>> BEGIN LISTED RECORDS

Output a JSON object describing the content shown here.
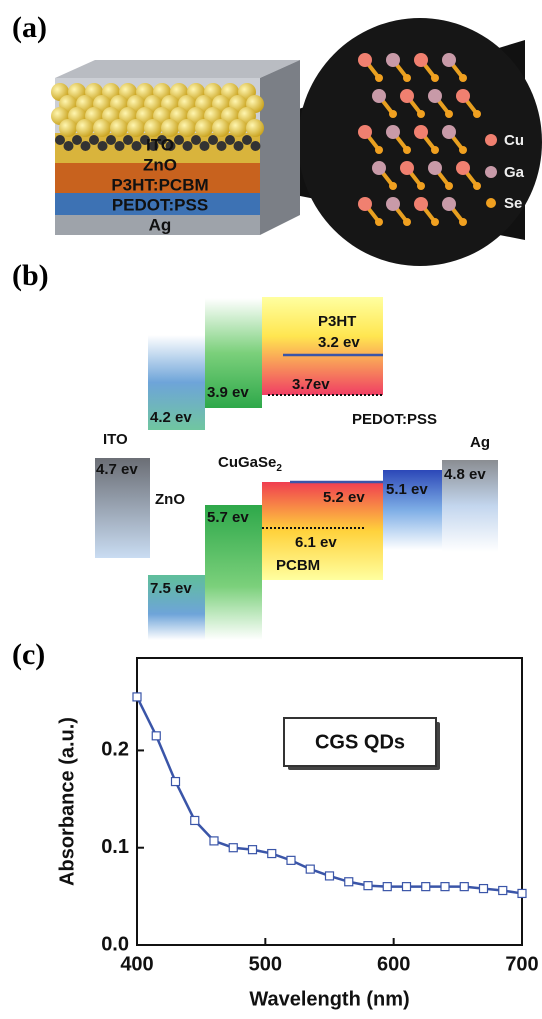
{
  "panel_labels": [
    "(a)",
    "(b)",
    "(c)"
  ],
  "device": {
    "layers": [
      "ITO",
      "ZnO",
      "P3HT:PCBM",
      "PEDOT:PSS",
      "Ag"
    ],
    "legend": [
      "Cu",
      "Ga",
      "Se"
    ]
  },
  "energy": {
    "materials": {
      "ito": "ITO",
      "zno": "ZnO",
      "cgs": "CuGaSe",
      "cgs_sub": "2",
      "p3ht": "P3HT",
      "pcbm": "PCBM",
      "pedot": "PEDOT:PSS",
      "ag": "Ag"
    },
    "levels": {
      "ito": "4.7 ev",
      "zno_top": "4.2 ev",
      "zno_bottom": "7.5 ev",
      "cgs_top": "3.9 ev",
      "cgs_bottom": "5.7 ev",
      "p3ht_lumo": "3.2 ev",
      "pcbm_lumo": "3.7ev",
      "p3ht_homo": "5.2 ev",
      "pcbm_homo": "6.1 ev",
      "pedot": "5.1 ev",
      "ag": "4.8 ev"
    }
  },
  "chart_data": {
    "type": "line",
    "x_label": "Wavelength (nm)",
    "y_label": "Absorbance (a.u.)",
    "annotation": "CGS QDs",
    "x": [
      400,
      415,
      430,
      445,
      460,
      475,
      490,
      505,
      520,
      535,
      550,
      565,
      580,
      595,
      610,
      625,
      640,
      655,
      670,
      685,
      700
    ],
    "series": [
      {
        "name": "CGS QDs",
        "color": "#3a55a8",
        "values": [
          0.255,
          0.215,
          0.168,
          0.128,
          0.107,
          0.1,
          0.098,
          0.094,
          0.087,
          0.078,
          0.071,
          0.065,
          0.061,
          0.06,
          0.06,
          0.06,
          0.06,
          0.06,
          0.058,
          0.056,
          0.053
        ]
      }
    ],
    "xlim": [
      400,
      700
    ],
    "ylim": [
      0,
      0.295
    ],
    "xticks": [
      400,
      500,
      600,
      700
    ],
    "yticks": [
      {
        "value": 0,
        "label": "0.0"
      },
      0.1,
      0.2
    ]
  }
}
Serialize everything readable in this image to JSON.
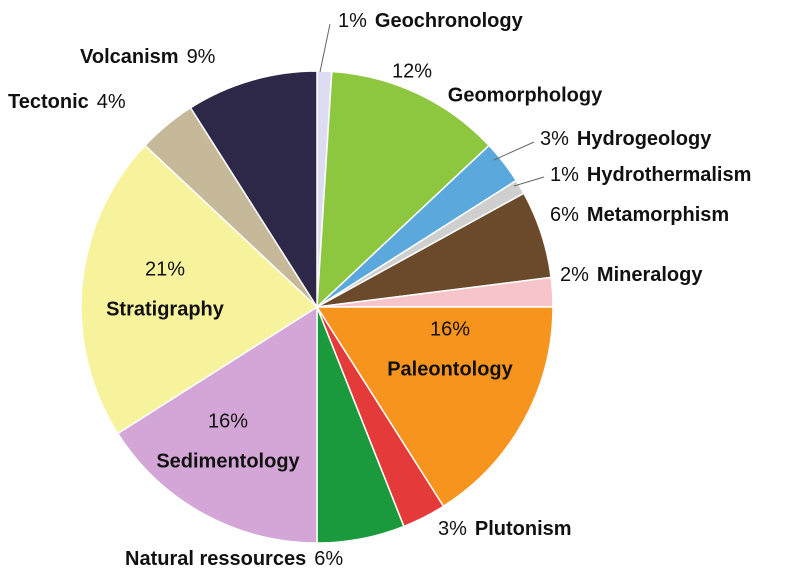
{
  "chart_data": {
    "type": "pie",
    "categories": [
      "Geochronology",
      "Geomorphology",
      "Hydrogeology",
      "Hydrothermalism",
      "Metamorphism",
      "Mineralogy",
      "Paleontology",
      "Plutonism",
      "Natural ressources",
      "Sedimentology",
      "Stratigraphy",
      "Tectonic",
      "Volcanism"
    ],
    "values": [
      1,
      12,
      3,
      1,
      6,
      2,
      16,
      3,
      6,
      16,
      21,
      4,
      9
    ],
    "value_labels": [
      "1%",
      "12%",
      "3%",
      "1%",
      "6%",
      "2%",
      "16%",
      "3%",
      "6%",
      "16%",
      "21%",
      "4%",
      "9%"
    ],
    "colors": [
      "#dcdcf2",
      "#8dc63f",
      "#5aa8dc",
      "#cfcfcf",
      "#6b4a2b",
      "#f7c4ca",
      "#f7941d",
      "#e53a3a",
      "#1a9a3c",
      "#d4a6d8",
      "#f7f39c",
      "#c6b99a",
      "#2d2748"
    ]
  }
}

>> END LISTED RECORDS

§ **STATED PROBLEM**: Set each line of the records down exactly, leaving every picture out.

§ **REPLY**:
Output a JSON object describing the content shown here.
{
  "panel_labels": [
    "(a)",
    "(b)",
    "(c)"
  ],
  "device": {
    "layers": [
      "ITO",
      "ZnO",
      "P3HT:PCBM",
      "PEDOT:PSS",
      "Ag"
    ],
    "legend": [
      "Cu",
      "Ga",
      "Se"
    ]
  },
  "energy": {
    "materials": {
      "ito": "ITO",
      "zno": "ZnO",
      "cgs": "CuGaSe",
      "cgs_sub": "2",
      "p3ht": "P3HT",
      "pcbm": "PCBM",
      "pedot": "PEDOT:PSS",
      "ag": "Ag"
    },
    "levels": {
      "ito": "4.7 ev",
      "zno_top": "4.2 ev",
      "zno_bottom": "7.5 ev",
      "cgs_top": "3.9 ev",
      "cgs_bottom": "5.7 ev",
      "p3ht_lumo": "3.2 ev",
      "pcbm_lumo": "3.7ev",
      "p3ht_homo": "5.2 ev",
      "pcbm_homo": "6.1 ev",
      "pedot": "5.1 ev",
      "ag": "4.8 ev"
    }
  },
  "chart_data": {
    "type": "line",
    "x_label": "Wavelength (nm)",
    "y_label": "Absorbance (a.u.)",
    "annotation": "CGS QDs",
    "x": [
      400,
      415,
      430,
      445,
      460,
      475,
      490,
      505,
      520,
      535,
      550,
      565,
      580,
      595,
      610,
      625,
      640,
      655,
      670,
      685,
      700
    ],
    "series": [
      {
        "name": "CGS QDs",
        "color": "#3a55a8",
        "values": [
          0.255,
          0.215,
          0.168,
          0.128,
          0.107,
          0.1,
          0.098,
          0.094,
          0.087,
          0.078,
          0.071,
          0.065,
          0.061,
          0.06,
          0.06,
          0.06,
          0.06,
          0.06,
          0.058,
          0.056,
          0.053
        ]
      }
    ],
    "xlim": [
      400,
      700
    ],
    "ylim": [
      0,
      0.295
    ],
    "xticks": [
      400,
      500,
      600,
      700
    ],
    "yticks": [
      {
        "value": 0,
        "label": "0.0"
      },
      0.1,
      0.2
    ]
  }
}
Serialize everything readable in this image to JSON.
{
  "chart_data": {
    "type": "pie",
    "categories": [
      "Geochronology",
      "Geomorphology",
      "Hydrogeology",
      "Hydrothermalism",
      "Metamorphism",
      "Mineralogy",
      "Paleontology",
      "Plutonism",
      "Natural ressources",
      "Sedimentology",
      "Stratigraphy",
      "Tectonic",
      "Volcanism"
    ],
    "values": [
      1,
      12,
      3,
      1,
      6,
      2,
      16,
      3,
      6,
      16,
      21,
      4,
      9
    ],
    "value_labels": [
      "1%",
      "12%",
      "3%",
      "1%",
      "6%",
      "2%",
      "16%",
      "3%",
      "6%",
      "16%",
      "21%",
      "4%",
      "9%"
    ],
    "colors": [
      "#dcdcf2",
      "#8dc63f",
      "#5aa8dc",
      "#cfcfcf",
      "#6b4a2b",
      "#f7c4ca",
      "#f7941d",
      "#e53a3a",
      "#1a9a3c",
      "#d4a6d8",
      "#f7f39c",
      "#c6b99a",
      "#2d2748"
    ]
  }
}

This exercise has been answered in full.